● Given problem
Which lines below hold the word "generalised"? Report each one.

● Records for the exercise
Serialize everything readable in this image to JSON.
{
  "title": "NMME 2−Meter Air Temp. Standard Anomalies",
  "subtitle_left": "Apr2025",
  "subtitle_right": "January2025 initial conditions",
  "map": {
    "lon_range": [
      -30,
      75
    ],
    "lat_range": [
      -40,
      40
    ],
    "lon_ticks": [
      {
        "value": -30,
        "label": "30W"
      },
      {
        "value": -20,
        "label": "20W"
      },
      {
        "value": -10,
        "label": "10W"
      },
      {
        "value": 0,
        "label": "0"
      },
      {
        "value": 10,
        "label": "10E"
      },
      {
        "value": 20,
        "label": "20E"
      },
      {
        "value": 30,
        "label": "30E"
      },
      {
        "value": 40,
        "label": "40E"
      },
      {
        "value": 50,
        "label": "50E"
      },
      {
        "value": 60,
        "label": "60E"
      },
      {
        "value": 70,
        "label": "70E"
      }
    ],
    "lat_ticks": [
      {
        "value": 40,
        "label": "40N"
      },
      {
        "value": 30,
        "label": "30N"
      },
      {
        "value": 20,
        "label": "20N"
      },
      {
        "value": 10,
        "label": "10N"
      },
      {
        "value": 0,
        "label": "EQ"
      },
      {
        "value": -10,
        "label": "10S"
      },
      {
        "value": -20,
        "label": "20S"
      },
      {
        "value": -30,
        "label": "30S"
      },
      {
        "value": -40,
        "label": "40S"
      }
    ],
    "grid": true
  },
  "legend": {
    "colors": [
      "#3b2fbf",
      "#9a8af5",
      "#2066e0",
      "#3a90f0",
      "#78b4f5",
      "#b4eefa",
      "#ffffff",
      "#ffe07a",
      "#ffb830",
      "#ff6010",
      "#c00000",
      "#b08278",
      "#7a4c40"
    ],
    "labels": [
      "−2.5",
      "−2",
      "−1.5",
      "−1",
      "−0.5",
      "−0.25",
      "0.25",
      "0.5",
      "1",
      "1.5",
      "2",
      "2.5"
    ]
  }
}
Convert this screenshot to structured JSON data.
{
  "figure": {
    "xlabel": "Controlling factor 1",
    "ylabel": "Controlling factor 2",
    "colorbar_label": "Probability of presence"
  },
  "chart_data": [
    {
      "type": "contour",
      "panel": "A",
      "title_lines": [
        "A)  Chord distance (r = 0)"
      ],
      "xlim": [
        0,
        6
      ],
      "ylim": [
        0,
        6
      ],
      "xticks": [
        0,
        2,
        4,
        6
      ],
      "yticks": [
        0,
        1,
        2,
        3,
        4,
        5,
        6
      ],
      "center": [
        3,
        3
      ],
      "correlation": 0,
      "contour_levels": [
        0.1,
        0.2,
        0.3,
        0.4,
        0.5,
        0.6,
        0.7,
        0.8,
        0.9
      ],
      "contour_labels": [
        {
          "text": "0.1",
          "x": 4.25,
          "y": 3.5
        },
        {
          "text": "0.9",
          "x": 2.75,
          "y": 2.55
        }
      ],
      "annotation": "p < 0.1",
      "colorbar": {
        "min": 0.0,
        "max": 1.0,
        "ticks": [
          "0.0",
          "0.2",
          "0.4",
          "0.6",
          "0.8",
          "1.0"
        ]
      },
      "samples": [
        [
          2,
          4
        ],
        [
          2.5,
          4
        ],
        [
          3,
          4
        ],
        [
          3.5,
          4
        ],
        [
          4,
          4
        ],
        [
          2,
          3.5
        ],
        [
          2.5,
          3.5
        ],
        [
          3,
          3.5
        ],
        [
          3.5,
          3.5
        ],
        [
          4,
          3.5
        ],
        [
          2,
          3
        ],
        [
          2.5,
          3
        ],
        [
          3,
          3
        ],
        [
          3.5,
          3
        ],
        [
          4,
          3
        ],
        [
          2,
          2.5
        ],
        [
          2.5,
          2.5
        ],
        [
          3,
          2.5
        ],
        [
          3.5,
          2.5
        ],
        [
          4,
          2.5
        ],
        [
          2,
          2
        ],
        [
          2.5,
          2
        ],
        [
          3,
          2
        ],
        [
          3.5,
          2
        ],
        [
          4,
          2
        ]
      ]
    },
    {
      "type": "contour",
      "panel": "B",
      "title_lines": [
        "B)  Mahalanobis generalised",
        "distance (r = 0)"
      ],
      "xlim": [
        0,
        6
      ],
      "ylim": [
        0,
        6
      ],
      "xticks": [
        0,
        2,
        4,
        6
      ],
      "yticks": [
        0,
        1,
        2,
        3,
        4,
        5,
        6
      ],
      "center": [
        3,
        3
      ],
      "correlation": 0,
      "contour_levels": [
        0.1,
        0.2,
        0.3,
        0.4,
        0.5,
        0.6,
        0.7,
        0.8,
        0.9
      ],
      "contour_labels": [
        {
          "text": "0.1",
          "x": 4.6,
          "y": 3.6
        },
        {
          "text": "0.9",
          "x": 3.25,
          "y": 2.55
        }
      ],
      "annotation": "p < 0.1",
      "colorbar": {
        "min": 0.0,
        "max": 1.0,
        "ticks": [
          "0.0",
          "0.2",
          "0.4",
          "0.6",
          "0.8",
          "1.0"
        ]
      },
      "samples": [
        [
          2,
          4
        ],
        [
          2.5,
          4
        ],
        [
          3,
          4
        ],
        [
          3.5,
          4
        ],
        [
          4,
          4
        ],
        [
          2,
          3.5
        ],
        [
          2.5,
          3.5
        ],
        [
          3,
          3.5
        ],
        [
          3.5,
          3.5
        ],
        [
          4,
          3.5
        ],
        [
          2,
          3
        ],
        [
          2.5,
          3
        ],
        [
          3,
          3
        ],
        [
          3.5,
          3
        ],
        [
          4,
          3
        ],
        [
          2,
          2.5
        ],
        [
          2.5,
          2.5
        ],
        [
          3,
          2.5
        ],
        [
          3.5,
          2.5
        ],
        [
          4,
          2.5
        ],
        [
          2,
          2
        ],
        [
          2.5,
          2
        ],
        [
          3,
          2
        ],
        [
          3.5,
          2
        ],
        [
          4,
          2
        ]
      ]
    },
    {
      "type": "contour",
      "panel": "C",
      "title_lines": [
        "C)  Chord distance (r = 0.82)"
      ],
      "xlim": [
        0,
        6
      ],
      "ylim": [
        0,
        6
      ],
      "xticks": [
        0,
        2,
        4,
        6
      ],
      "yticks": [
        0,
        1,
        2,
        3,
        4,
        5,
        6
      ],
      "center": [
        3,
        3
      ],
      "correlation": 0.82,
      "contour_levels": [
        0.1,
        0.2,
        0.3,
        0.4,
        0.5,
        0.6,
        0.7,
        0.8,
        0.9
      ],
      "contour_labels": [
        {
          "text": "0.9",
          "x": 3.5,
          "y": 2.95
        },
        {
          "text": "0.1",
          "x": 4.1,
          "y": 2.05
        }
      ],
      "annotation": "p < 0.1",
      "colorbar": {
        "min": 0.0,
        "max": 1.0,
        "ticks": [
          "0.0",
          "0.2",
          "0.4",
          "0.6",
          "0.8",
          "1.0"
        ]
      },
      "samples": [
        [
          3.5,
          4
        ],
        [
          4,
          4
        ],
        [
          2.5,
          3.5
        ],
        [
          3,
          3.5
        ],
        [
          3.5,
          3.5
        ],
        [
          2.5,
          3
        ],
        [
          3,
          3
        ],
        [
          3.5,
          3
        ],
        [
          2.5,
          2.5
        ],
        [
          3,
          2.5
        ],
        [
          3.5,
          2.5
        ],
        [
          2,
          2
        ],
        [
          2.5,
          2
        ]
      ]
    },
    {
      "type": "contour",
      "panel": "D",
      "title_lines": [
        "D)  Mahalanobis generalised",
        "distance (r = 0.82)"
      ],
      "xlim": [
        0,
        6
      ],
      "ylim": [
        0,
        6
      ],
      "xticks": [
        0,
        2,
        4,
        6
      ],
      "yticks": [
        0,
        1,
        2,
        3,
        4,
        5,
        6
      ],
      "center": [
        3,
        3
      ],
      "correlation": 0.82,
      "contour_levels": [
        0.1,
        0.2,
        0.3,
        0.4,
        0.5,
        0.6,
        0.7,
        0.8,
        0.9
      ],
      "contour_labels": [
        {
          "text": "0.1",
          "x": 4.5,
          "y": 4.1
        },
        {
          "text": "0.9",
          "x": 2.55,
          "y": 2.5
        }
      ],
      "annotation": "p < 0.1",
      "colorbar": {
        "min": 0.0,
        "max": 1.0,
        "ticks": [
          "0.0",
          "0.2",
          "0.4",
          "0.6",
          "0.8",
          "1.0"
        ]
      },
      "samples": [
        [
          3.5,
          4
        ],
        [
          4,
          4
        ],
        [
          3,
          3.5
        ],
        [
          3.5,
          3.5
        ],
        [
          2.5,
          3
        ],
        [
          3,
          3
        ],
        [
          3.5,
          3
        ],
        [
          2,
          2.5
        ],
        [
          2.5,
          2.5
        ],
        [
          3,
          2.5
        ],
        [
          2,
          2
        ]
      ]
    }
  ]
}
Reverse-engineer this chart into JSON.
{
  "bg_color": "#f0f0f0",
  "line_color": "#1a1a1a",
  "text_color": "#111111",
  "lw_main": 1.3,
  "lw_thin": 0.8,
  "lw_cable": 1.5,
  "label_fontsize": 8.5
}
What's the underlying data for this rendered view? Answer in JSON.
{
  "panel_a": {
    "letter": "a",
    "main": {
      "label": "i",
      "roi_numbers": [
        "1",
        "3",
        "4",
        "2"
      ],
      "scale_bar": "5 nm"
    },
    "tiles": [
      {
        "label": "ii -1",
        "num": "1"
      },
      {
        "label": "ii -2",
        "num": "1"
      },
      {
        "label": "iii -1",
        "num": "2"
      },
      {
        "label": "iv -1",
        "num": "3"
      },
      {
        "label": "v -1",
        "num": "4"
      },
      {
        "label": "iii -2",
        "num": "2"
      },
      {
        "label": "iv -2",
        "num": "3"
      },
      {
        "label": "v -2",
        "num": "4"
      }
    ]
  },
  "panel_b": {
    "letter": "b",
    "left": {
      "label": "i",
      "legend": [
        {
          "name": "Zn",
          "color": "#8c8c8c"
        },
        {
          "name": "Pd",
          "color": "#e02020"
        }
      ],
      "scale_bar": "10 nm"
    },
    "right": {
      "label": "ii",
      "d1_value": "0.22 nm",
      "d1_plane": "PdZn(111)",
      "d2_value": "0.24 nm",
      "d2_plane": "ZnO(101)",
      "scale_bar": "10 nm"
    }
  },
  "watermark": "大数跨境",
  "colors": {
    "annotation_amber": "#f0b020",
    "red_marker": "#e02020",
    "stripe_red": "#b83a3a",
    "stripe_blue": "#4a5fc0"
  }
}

● Finished answer
        "B)  Mahalanobis generalised",
        "D)  Mahalanobis generalised",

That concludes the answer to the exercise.